### Prompt:
Copy out all the lines where "일반적입니다" shows up.

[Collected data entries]
++++
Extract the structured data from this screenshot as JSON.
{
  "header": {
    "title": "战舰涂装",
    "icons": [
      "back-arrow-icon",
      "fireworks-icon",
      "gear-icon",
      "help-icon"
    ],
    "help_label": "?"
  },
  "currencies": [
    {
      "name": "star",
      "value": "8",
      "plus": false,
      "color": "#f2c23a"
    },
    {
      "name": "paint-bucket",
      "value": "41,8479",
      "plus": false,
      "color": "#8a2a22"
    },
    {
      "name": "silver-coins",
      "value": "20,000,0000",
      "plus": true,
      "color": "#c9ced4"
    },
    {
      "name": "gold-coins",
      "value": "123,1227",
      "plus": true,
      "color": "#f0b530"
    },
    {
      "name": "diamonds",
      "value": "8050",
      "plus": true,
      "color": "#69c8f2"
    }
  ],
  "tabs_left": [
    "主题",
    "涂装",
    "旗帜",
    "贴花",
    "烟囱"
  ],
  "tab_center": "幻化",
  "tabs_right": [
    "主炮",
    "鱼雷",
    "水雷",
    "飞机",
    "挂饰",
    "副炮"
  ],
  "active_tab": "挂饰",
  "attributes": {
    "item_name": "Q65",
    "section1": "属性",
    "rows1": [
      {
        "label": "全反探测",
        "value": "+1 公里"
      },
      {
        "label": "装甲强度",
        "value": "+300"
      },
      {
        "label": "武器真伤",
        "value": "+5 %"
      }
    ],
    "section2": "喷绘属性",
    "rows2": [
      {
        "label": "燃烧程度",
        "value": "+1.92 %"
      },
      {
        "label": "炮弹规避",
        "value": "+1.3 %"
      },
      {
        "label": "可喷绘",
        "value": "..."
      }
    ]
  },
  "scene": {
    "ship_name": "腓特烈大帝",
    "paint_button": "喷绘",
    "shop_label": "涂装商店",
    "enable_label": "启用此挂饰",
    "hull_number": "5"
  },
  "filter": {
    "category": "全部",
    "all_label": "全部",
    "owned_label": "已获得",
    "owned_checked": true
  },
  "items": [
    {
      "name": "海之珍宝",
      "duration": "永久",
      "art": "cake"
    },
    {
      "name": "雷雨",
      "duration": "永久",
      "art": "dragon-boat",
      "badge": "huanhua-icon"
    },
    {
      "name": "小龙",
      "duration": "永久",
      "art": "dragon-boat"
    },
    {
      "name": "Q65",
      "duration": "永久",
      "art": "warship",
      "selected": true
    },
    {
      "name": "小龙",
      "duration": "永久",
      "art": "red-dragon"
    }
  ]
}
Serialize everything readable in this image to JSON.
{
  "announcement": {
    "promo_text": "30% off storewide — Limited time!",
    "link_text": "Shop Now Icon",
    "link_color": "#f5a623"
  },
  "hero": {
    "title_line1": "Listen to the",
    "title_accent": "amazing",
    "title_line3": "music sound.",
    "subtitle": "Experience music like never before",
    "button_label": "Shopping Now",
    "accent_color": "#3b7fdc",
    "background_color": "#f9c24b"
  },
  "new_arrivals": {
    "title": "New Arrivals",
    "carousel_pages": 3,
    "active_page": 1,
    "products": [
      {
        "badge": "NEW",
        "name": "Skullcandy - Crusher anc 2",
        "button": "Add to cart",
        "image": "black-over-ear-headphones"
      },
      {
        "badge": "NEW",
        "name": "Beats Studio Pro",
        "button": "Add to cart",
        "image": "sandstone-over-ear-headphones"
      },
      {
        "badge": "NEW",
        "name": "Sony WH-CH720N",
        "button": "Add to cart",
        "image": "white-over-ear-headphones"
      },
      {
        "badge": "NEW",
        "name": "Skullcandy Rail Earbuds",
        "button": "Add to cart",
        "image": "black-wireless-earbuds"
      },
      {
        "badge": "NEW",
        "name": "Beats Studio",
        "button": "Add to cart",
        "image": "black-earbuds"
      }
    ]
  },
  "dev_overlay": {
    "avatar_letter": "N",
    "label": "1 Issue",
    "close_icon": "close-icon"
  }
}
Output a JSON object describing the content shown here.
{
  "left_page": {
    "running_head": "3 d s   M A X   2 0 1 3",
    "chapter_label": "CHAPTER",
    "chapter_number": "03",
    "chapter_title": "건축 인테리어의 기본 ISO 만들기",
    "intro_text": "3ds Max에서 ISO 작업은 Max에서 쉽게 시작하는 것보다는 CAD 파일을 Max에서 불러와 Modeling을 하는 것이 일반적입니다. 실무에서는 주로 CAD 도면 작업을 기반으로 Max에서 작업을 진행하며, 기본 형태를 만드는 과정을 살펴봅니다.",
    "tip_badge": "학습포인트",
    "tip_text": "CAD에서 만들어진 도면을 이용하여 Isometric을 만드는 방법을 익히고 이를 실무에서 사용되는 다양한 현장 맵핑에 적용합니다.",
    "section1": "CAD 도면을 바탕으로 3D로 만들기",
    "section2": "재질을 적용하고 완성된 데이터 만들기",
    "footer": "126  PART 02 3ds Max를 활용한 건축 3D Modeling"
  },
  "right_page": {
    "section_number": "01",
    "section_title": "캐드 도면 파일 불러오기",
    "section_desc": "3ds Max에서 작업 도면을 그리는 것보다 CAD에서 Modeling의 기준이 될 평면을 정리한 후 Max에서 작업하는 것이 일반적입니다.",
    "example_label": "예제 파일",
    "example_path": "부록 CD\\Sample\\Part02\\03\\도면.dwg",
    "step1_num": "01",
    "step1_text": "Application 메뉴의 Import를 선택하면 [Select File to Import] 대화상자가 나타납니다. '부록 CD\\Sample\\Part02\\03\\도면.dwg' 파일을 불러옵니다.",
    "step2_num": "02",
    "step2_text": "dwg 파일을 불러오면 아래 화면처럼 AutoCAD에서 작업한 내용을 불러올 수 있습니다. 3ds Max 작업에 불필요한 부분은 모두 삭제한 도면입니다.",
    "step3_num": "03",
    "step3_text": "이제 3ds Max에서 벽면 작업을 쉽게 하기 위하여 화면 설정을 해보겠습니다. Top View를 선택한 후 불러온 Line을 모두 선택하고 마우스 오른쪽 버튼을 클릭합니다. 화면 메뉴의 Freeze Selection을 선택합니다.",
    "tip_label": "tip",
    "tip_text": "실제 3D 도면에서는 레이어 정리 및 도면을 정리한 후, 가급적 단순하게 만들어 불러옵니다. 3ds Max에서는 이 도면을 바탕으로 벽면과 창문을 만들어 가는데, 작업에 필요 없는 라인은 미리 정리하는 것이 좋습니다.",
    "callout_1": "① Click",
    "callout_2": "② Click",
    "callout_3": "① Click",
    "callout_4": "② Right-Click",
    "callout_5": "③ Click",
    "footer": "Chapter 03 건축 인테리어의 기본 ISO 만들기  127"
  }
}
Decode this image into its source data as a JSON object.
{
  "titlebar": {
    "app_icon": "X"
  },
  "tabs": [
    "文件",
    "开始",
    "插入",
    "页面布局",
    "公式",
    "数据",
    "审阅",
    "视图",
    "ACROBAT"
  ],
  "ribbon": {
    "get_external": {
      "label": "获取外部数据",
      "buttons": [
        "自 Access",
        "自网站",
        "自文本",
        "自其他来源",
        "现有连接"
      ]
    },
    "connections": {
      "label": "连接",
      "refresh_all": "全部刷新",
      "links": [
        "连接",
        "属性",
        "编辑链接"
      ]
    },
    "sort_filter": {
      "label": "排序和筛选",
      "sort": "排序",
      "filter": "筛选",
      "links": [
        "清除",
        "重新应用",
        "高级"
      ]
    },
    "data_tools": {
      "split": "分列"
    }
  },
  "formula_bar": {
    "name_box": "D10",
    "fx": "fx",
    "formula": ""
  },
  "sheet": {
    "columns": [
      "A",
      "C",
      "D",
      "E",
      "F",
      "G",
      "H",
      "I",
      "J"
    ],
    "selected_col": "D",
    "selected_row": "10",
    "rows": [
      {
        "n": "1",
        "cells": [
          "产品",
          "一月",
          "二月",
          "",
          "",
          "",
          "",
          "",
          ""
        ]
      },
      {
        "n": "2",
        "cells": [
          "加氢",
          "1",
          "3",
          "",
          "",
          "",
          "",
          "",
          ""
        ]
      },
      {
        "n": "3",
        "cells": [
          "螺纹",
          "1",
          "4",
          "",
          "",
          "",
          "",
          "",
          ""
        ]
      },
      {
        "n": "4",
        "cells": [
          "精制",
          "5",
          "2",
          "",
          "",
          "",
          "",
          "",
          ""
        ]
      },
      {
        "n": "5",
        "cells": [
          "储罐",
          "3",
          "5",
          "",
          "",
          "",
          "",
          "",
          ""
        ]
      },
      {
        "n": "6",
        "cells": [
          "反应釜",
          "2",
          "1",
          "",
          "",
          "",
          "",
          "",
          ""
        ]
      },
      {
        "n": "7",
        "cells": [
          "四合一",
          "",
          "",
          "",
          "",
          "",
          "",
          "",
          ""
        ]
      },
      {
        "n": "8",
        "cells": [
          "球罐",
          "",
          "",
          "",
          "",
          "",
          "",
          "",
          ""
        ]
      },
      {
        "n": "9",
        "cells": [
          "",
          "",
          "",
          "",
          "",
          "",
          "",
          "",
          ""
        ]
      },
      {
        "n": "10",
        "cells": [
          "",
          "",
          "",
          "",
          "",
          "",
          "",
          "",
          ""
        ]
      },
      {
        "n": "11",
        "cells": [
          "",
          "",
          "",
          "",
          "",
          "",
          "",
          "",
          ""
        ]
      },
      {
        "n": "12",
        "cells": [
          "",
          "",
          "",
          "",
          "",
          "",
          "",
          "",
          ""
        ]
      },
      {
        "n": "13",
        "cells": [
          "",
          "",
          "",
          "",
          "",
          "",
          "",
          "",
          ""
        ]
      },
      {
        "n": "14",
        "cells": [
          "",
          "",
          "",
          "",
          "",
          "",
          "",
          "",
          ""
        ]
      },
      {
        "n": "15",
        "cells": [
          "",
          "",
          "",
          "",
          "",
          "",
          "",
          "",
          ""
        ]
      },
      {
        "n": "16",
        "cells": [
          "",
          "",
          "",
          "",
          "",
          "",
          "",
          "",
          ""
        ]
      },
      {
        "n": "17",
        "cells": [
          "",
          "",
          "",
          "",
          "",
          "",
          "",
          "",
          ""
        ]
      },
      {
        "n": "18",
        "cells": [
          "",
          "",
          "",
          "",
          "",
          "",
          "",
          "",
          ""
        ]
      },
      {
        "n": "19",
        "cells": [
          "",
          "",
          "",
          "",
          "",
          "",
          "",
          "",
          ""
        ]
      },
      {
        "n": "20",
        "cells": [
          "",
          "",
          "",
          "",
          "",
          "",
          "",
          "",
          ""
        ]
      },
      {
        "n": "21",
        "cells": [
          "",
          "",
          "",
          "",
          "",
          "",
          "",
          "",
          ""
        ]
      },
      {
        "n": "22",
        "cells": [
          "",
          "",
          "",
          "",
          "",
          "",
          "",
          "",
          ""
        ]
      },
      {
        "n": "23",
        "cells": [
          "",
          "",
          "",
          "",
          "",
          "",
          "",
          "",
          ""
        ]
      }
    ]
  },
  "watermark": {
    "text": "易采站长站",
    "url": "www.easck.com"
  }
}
++++
### Result of the exercise:
    "intro_text": "3ds Max에서 ISO 작업은 Max에서 쉽게 시작하는 것보다는 CAD 파일을 Max에서 불러와 Modeling을 하는 것이 일반적입니다. 실무에서는 주로 CAD 도면 작업을 기반으로 Max에서 작업을 진행하며, 기본 형태를 만드는 과정을 살펴봅니다.",
    "section_desc": "3ds Max에서 작업 도면을 그리는 것보다 CAD에서 Modeling의 기준이 될 평면을 정리한 후 Max에서 작업하는 것이 일반적입니다.",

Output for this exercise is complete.